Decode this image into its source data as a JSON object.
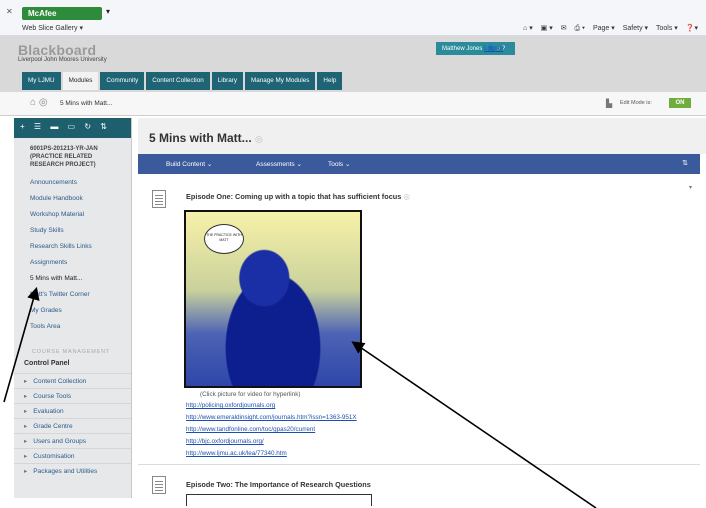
{
  "browser": {
    "mcafee_label": "McAfee",
    "web_slice": "Web Slice Gallery ▾",
    "tools": [
      "Page ▾",
      "Safety ▾",
      "Tools ▾"
    ]
  },
  "header": {
    "logo": "Blackboard",
    "university": "Liverpool John Moores University",
    "user": "Matthew Jones",
    "logout": "Logout",
    "tabs": [
      "My LJMU",
      "Modules",
      "Community",
      "Content Collection",
      "Library",
      "Manage My Modules",
      "Help"
    ]
  },
  "breadcrumb": {
    "page": "5 Mins with Matt...",
    "edit_mode_label": "Edit Mode is:",
    "edit_mode_value": "ON"
  },
  "sidebar": {
    "course_title": "6001PS-201213-YR-JAN (PRACTICE RELATED RESEARCH PROJECT)",
    "items": [
      "Announcements",
      "Module Handbook",
      "Workshop Material",
      "Study Skills",
      "Research Skills Links",
      "Assignments",
      "5 Mins with Matt...",
      "Matt's Twitter Corner",
      "My Grades",
      "Tools Area"
    ],
    "course_management_label": "COURSE MANAGEMENT",
    "control_panel": "Control Panel",
    "panel_items": [
      "Content Collection",
      "Course Tools",
      "Evaluation",
      "Grade Centre",
      "Users and Groups",
      "Customisation",
      "Packages and Utilities"
    ]
  },
  "main": {
    "title": "5 Mins with Matt...",
    "actions": [
      "Build Content ⌄",
      "Assessments ⌄",
      "Tools ⌄"
    ],
    "episode1_title": "Episode One: Coming up with a topic that has sufficient focus",
    "speech_text": "THE PRACTICE WITH MATT",
    "caption": "(Click picture for video for hyperlink)",
    "links": [
      "http://policing.oxfordjournals.org",
      "http://www.emeraldinsight.com/journals.htm?issn=1363-951X",
      "http://www.tandfonline.com/toc/gpas20/current",
      "http://bjc.oxfordjournals.org/",
      "http://www.ljmu.ac.uk/lea/77340.htm"
    ],
    "episode2_title": "Episode Two: The Importance of Research Questions"
  }
}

::::::

- TASK DESCRIPTION
Pictures in the records above are not copied; print everything else exactly.

- TASK RESPONSE
Decode this image into its source data as a JSON object.
{
  "browser": {
    "mcafee_label": "McAfee",
    "web_slice": "Web Slice Gallery ▾",
    "tools": [
      "Page ▾",
      "Safety ▾",
      "Tools ▾"
    ]
  },
  "header": {
    "logo": "Blackboard",
    "university": "Liverpool John Moores University",
    "user": "Matthew Jones",
    "logout": "Logout",
    "tabs": [
      "My LJMU",
      "Modules",
      "Community",
      "Content Collection",
      "Library",
      "Manage My Modules",
      "Help"
    ]
  },
  "breadcrumb": {
    "page": "5 Mins with Matt...",
    "edit_mode_label": "Edit Mode is:",
    "edit_mode_value": "ON"
  },
  "sidebar": {
    "course_title": "6001PS-201213-YR-JAN (PRACTICE RELATED RESEARCH PROJECT)",
    "items": [
      "Announcements",
      "Module Handbook",
      "Workshop Material",
      "Study Skills",
      "Research Skills Links",
      "Assignments",
      "5 Mins with Matt...",
      "Matt's Twitter Corner",
      "My Grades",
      "Tools Area"
    ],
    "course_management_label": "COURSE MANAGEMENT",
    "control_panel": "Control Panel",
    "panel_items": [
      "Content Collection",
      "Course Tools",
      "Evaluation",
      "Grade Centre",
      "Users and Groups",
      "Customisation",
      "Packages and Utilities"
    ]
  },
  "main": {
    "title": "5 Mins with Matt...",
    "actions": [
      "Build Content ⌄",
      "Assessments ⌄",
      "Tools ⌄"
    ],
    "episode1_title": "Episode One: Coming up with a topic that has sufficient focus",
    "speech_text": "THE PRACTICE WITH MATT",
    "caption": "(Click picture for video for hyperlink)",
    "links": [
      "http://policing.oxfordjournals.org",
      "http://www.emeraldinsight.com/journals.htm?issn=1363-951X",
      "http://www.tandfonline.com/toc/gpas20/current",
      "http://bjc.oxfordjournals.org/",
      "http://www.ljmu.ac.uk/lea/77340.htm"
    ],
    "episode2_title": "Episode Two: The Importance of Research Questions"
  }
}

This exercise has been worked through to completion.